* START *

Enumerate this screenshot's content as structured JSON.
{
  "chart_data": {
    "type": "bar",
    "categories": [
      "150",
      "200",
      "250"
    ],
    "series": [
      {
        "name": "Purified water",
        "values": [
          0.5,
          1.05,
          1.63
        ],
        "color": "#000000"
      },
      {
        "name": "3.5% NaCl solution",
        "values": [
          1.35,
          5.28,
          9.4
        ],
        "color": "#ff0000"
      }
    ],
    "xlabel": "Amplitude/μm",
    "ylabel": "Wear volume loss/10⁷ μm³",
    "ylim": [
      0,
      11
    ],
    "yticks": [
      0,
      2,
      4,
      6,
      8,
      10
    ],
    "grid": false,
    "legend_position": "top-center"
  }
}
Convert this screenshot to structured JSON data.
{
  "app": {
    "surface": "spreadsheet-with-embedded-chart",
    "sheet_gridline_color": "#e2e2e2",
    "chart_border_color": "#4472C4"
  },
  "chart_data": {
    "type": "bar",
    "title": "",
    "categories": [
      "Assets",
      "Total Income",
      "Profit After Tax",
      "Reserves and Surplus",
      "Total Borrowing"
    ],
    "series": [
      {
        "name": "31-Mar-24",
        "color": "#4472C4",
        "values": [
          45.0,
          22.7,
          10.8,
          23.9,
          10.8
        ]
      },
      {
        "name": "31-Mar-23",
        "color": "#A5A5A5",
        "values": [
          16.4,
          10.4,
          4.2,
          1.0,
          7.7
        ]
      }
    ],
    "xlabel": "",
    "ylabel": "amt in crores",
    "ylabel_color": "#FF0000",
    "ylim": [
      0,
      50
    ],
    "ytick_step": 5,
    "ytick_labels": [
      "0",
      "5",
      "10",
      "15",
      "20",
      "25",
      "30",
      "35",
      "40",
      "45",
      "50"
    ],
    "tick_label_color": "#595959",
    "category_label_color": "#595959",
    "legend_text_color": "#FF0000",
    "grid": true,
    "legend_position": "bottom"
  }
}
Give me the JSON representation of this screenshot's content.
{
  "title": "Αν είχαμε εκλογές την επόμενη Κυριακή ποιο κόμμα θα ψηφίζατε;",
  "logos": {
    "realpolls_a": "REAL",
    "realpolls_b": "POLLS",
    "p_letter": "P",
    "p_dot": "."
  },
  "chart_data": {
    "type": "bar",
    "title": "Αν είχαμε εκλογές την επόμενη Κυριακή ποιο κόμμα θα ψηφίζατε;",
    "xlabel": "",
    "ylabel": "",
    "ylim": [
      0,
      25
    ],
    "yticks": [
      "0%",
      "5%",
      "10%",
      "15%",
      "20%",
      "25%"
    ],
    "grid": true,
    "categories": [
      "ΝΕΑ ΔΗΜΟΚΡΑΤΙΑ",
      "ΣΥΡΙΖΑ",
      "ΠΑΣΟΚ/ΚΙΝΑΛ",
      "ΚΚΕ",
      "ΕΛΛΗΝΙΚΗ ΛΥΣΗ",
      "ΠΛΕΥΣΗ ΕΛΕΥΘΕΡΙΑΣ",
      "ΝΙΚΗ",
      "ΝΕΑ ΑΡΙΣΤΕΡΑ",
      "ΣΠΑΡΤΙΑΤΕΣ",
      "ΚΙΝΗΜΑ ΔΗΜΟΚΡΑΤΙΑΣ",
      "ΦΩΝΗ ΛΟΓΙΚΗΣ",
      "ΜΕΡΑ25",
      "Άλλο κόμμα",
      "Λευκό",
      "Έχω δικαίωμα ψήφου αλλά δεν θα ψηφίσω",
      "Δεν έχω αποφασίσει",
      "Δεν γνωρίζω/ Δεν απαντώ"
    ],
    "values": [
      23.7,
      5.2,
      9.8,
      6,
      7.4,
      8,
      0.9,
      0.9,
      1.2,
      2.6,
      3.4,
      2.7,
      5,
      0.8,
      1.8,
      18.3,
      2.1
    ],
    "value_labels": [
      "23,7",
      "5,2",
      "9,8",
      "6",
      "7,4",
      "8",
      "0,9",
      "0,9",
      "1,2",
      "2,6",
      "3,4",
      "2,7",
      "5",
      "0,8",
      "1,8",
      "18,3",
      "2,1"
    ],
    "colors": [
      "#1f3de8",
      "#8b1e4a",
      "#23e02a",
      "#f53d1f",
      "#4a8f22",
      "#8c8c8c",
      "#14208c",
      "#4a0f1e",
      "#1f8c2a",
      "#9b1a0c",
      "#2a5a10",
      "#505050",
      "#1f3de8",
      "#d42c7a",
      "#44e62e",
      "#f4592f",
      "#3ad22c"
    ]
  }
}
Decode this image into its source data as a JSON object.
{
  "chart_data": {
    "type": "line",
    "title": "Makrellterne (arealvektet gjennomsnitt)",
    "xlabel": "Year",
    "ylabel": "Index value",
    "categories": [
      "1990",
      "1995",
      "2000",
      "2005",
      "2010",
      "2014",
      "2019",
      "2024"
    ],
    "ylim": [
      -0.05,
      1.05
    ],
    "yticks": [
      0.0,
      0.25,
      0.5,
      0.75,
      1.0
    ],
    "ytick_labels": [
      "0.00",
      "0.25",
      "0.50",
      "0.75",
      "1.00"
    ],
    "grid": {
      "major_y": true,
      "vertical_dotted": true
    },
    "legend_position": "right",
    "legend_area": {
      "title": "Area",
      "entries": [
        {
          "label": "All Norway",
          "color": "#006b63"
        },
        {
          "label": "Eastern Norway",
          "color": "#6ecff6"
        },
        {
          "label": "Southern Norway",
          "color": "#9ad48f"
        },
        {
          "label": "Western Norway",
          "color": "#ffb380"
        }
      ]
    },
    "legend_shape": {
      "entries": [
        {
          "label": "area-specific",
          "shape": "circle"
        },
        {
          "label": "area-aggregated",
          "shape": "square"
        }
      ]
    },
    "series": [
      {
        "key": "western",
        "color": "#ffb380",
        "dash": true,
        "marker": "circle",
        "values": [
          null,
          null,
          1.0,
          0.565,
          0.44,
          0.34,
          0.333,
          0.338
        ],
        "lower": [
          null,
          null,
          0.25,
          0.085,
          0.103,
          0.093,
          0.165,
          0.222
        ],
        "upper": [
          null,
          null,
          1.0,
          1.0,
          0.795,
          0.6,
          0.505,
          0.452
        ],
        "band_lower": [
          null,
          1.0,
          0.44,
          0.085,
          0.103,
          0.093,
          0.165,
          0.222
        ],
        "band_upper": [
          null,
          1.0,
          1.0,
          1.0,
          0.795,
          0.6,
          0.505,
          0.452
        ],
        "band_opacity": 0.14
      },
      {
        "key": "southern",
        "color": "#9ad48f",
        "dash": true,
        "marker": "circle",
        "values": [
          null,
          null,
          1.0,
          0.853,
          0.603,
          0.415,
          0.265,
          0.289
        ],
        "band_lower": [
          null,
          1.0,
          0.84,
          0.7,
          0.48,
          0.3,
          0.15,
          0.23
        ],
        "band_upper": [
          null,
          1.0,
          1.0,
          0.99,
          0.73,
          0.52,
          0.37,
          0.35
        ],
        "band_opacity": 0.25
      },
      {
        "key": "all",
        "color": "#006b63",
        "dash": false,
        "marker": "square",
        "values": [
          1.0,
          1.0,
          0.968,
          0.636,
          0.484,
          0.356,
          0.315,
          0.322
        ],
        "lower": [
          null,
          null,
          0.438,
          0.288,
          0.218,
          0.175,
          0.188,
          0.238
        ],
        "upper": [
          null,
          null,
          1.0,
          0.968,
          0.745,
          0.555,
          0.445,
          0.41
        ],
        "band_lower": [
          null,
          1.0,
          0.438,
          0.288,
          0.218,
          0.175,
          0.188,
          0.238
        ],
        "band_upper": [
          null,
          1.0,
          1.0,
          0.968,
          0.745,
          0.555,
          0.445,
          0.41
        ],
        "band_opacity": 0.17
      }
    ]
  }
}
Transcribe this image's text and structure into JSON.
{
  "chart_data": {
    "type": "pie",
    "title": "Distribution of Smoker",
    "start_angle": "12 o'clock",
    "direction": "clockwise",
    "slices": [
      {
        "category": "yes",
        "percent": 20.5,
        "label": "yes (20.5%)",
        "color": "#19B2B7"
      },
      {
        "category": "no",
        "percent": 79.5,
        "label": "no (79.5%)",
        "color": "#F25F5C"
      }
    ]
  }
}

* END *

Copy every line that contains the string "Κυριακή".

  "title": "Αν είχαμε εκλογές την επόμενη Κυριακή ποιο κόμμα θα ψηφίζατε;",
    "title": "Αν είχαμε εκλογές την επόμενη Κυριακή ποιο κόμμα θα ψηφίζατε;",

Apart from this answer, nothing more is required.